**Recorded information**

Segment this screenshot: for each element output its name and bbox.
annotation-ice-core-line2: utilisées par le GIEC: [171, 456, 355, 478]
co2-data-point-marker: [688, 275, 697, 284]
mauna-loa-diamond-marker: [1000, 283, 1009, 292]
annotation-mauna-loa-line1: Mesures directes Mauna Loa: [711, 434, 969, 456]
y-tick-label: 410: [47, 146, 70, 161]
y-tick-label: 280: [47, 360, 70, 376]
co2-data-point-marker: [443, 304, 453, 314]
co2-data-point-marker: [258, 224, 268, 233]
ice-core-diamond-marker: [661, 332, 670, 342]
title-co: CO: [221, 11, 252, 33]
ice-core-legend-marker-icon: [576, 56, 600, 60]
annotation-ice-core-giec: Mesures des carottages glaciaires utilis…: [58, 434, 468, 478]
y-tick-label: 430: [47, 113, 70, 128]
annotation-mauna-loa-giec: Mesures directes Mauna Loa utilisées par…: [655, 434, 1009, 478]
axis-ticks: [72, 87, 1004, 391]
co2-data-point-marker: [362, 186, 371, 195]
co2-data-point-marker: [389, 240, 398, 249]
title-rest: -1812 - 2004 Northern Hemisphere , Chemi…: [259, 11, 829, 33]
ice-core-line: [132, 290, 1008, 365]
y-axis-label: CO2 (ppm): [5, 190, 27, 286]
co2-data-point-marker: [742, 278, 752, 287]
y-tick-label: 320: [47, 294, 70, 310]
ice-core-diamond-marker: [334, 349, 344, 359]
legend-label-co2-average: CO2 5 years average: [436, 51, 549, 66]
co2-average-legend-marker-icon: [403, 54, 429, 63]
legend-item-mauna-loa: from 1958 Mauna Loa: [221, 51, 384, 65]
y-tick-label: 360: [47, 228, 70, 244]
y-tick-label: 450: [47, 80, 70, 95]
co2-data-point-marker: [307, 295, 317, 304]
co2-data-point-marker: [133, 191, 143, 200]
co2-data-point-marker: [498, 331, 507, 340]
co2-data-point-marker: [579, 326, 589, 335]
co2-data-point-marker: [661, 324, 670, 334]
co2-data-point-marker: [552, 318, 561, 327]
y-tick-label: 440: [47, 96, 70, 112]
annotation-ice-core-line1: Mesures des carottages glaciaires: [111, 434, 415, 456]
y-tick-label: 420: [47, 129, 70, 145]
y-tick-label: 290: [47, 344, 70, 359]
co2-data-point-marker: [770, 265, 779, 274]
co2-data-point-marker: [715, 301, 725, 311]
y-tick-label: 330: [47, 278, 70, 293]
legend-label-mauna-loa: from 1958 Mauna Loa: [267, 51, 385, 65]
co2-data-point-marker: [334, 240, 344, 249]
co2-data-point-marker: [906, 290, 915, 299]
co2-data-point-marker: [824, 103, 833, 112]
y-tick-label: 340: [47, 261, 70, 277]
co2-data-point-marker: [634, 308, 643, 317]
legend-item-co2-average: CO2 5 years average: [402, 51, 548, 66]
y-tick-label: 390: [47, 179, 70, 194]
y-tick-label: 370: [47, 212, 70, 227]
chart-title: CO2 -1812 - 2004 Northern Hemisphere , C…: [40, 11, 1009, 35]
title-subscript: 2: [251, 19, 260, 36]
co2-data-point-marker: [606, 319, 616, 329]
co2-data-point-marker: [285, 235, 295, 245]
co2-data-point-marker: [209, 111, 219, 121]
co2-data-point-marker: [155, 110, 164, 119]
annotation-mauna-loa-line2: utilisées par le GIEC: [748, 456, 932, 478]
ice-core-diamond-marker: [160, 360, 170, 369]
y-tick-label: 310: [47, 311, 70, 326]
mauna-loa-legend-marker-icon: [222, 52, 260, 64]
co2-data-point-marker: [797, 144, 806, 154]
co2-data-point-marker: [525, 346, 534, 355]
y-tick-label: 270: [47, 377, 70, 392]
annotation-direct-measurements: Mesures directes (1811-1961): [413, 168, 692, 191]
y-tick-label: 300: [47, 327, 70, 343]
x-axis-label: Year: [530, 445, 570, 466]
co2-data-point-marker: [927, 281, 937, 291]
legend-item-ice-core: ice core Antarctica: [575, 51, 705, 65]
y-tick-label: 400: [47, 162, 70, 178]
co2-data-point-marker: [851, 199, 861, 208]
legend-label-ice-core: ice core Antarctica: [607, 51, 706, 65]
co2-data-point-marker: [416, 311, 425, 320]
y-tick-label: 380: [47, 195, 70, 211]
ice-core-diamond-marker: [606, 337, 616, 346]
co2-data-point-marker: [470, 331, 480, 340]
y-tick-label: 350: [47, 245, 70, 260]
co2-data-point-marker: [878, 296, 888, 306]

**Direction**
Reproduce the material above verbatim, line for line, with no changes.

**Complete response**
Segment this screenshot: for each element output its name and bbox.
annotation-ice-core-line2: utilisées par le GIEC: [171, 456, 355, 478]
co2-data-point-marker: [688, 275, 697, 284]
mauna-loa-diamond-marker: [1000, 283, 1009, 292]
annotation-mauna-loa-line1: Mesures directes Mauna Loa: [711, 434, 969, 456]
y-tick-label: 410: [47, 146, 70, 161]
y-tick-label: 280: [47, 360, 70, 376]
co2-data-point-marker: [443, 304, 453, 314]
co2-data-point-marker: [258, 224, 268, 233]
ice-core-diamond-marker: [661, 332, 670, 342]
title-co: CO: [221, 11, 252, 33]
ice-core-legend-marker-icon: [576, 56, 600, 60]
annotation-ice-core-giec: Mesures des carottages glaciaires utilis…: [58, 434, 468, 478]
y-tick-label: 430: [47, 113, 70, 128]
annotation-mauna-loa-giec: Mesures directes Mauna Loa utilisées par…: [655, 434, 1009, 478]
axis-ticks: [72, 87, 1004, 391]
co2-data-point-marker: [362, 186, 371, 195]
co2-data-point-marker: [389, 240, 398, 249]
title-rest: -1812 - 2004 Northern Hemisphere , Chemi…: [259, 11, 829, 33]
ice-core-line: [132, 290, 1008, 365]
y-axis-label: CO2 (ppm): [5, 190, 27, 286]
co2-data-point-marker: [742, 278, 752, 287]
y-tick-label: 320: [47, 294, 70, 310]
ice-core-diamond-marker: [334, 349, 344, 359]
legend-label-co2-average: CO2 5 years average: [436, 51, 549, 66]
co2-average-legend-marker-icon: [403, 54, 429, 63]
legend-item-mauna-loa: from 1958 Mauna Loa: [221, 51, 384, 65]
y-tick-label: 360: [47, 228, 70, 244]
y-tick-label: 450: [47, 80, 70, 95]
co2-data-point-marker: [307, 295, 317, 304]
co2-data-point-marker: [133, 191, 143, 200]
co2-data-point-marker: [498, 331, 507, 340]
co2-data-point-marker: [579, 326, 589, 335]
co2-data-point-marker: [661, 324, 670, 334]
co2-data-point-marker: [552, 318, 561, 327]
y-tick-label: 440: [47, 96, 70, 112]
annotation-ice-core-line1: Mesures des carottages glaciaires: [111, 434, 415, 456]
y-tick-label: 420: [47, 129, 70, 145]
y-tick-label: 290: [47, 344, 70, 359]
co2-data-point-marker: [770, 265, 779, 274]
co2-data-point-marker: [715, 301, 725, 311]
y-tick-label: 330: [47, 278, 70, 293]
legend-label-mauna-loa: from 1958 Mauna Loa: [267, 51, 385, 65]
co2-data-point-marker: [334, 240, 344, 249]
co2-data-point-marker: [906, 290, 915, 299]
co2-data-point-marker: [824, 103, 833, 112]
y-tick-label: 340: [47, 261, 70, 277]
co2-data-point-marker: [634, 308, 643, 317]
legend-item-co2-average: CO2 5 years average: [402, 51, 548, 66]
y-tick-label: 390: [47, 179, 70, 194]
y-tick-label: 370: [47, 212, 70, 227]
chart-title: CO2 -1812 - 2004 Northern Hemisphere , C…: [40, 11, 1009, 35]
title-subscript: 2: [251, 19, 260, 36]
co2-data-point-marker: [606, 319, 616, 329]
co2-data-point-marker: [285, 235, 295, 245]
co2-data-point-marker: [209, 111, 219, 121]
co2-data-point-marker: [155, 110, 164, 119]
annotation-mauna-loa-line2: utilisées par le GIEC: [748, 456, 932, 478]
ice-core-diamond-marker: [160, 360, 170, 369]
y-tick-label: 310: [47, 311, 70, 326]
mauna-loa-legend-marker-icon: [222, 52, 260, 64]
co2-data-point-marker: [797, 144, 806, 154]
co2-data-point-marker: [525, 346, 534, 355]
y-tick-label: 270: [47, 377, 70, 392]
annotation-direct-measurements: Mesures directes (1811-1961): [413, 168, 692, 191]
y-tick-label: 300: [47, 327, 70, 343]
x-axis-label: Year: [530, 445, 570, 466]
co2-data-point-marker: [927, 281, 937, 291]
legend-item-ice-core: ice core Antarctica: [575, 51, 705, 65]
y-tick-label: 400: [47, 162, 70, 178]
co2-data-point-marker: [851, 199, 861, 208]
legend-label-ice-core: ice core Antarctica: [607, 51, 706, 65]
co2-data-point-marker: [416, 311, 425, 320]
y-tick-label: 380: [47, 195, 70, 211]
ice-core-diamond-marker: [606, 337, 616, 346]
co2-data-point-marker: [470, 331, 480, 340]
y-tick-label: 350: [47, 245, 70, 260]
co2-data-point-marker: [878, 296, 888, 306]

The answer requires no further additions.